Data for this exercise
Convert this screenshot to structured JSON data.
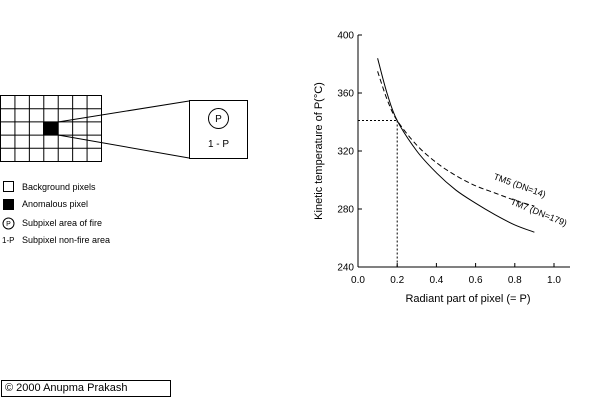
{
  "diagram": {
    "subpixel_fire_symbol": "P",
    "subpixel_nonfire_label": "1 - P",
    "legend": [
      {
        "symbol": "white-square",
        "label": "Background pixels"
      },
      {
        "symbol": "black-square",
        "label": "Anomalous pixel"
      },
      {
        "symbol": "P",
        "label": "Subpixel area of fire"
      },
      {
        "symbol": "1-P",
        "label": "Subpixel non-fire area"
      }
    ]
  },
  "chart_data": {
    "type": "line",
    "xlabel": "Radiant part of pixel (= P)",
    "ylabel": "Kinetic temperature of P(°C)",
    "xlim": [
      0.0,
      1.0
    ],
    "ylim": [
      240,
      400
    ],
    "x_ticks": [
      "0.0",
      "0.2",
      "0.4",
      "0.6",
      "0.8",
      "1.0"
    ],
    "y_ticks": [
      "240",
      "280",
      "320",
      "360",
      "400"
    ],
    "series": [
      {
        "name": "TM5 (DN=14)",
        "style": "dashed",
        "x": [
          0.1,
          0.15,
          0.2,
          0.3,
          0.4,
          0.5,
          0.6,
          0.7,
          0.8,
          0.9
        ],
        "y": [
          375,
          355,
          341,
          324,
          312,
          303,
          296,
          291,
          286,
          282
        ]
      },
      {
        "name": "TM7 (DN=179)",
        "style": "solid",
        "x": [
          0.1,
          0.15,
          0.2,
          0.3,
          0.4,
          0.5,
          0.6,
          0.7,
          0.8,
          0.9
        ],
        "y": [
          384,
          359,
          341,
          320,
          305,
          293,
          284,
          276,
          269,
          264
        ]
      }
    ],
    "reference_point": {
      "x": 0.2,
      "y": 341
    }
  },
  "copyright": "© 2000   Anupma Prakash"
}
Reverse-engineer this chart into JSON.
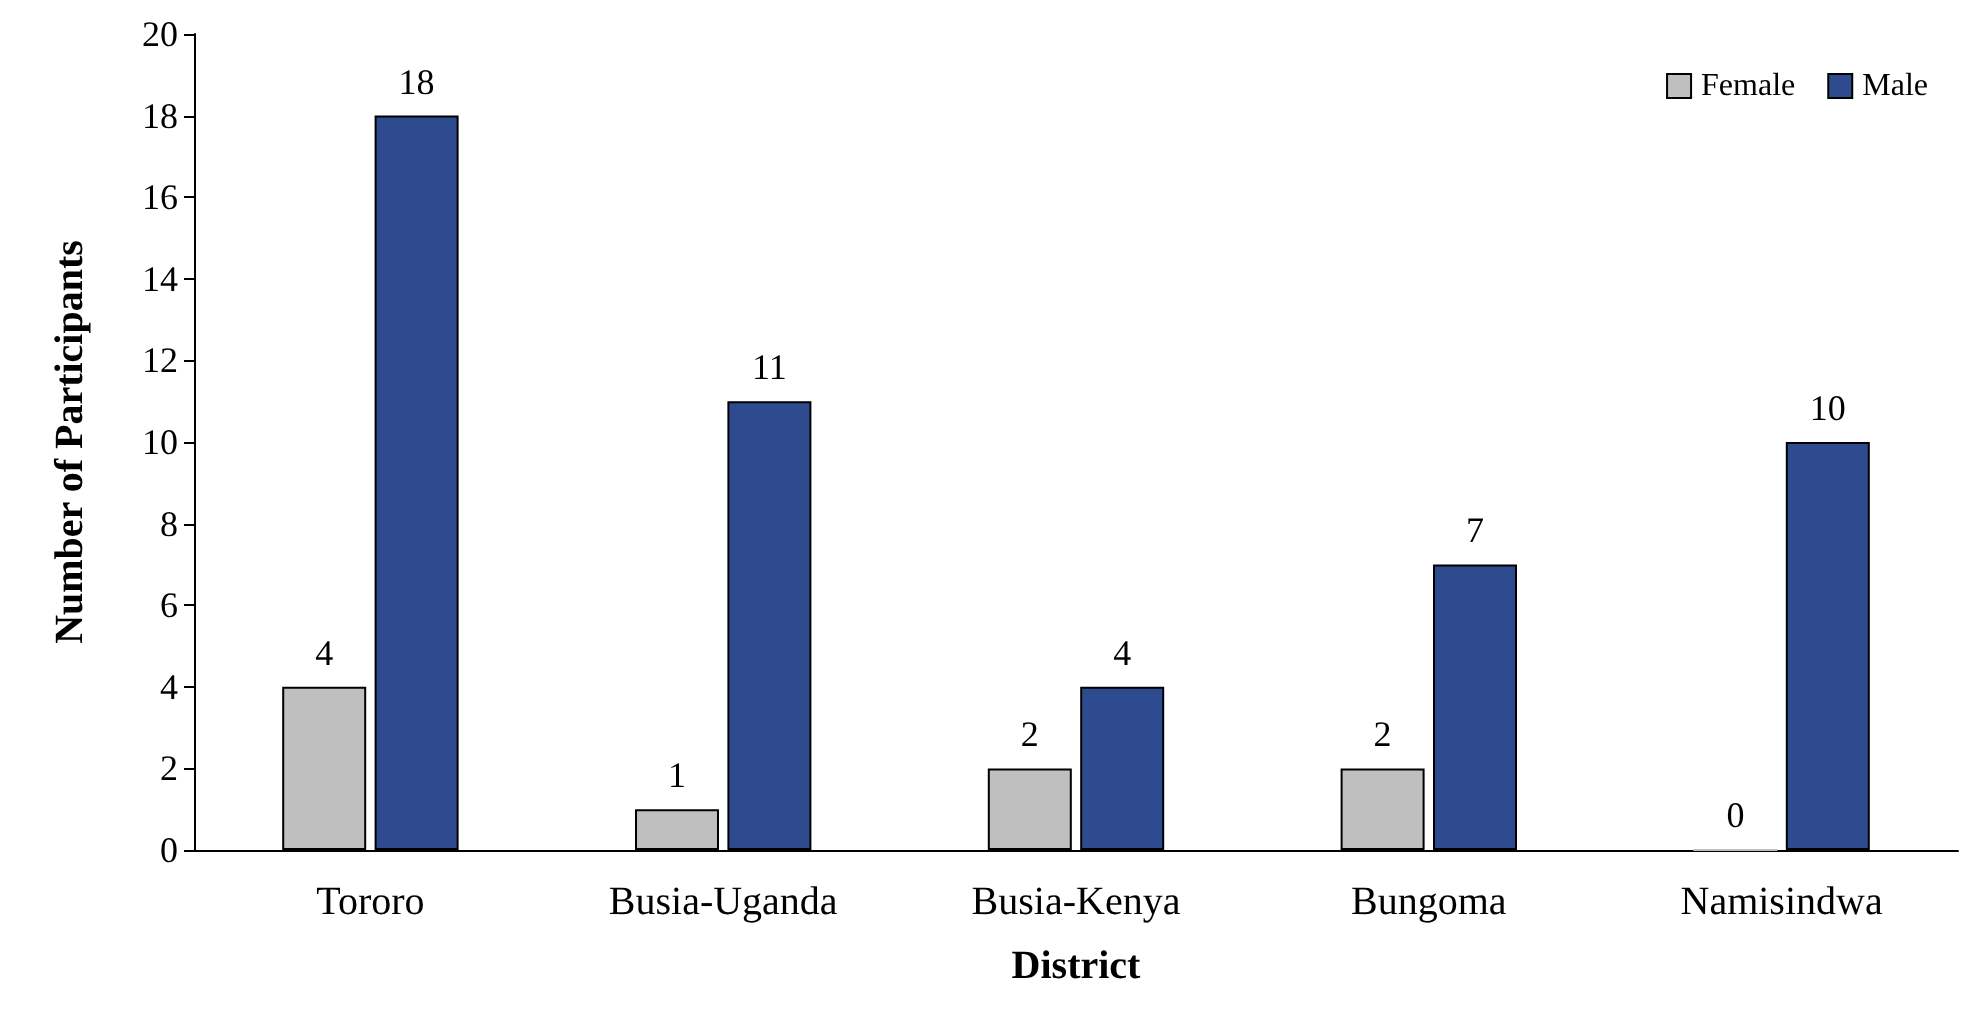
{
  "chart_data": {
    "type": "bar",
    "xlabel": "District",
    "ylabel": "Number of Participants",
    "categories": [
      "Tororo",
      "Busia-Uganda",
      "Busia-Kenya",
      "Bungoma",
      "Namisindwa"
    ],
    "series": [
      {
        "name": "Female",
        "color": "#bfbfbf",
        "values": [
          4,
          1,
          2,
          2,
          0
        ]
      },
      {
        "name": "Male",
        "color": "#2f4b8f",
        "values": [
          18,
          11,
          4,
          7,
          10
        ]
      }
    ],
    "ylim": [
      0,
      20
    ],
    "yticks": [
      0,
      2,
      4,
      6,
      8,
      10,
      12,
      14,
      16,
      18,
      20
    ],
    "data_labels": true,
    "legend": "top right",
    "grid": false
  }
}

Set exercise
In the records above, find each line holding "area" and copy it.

Exercise result
        "label": "Subpixel area of fire"
        "label": "Subpixel non-fire area"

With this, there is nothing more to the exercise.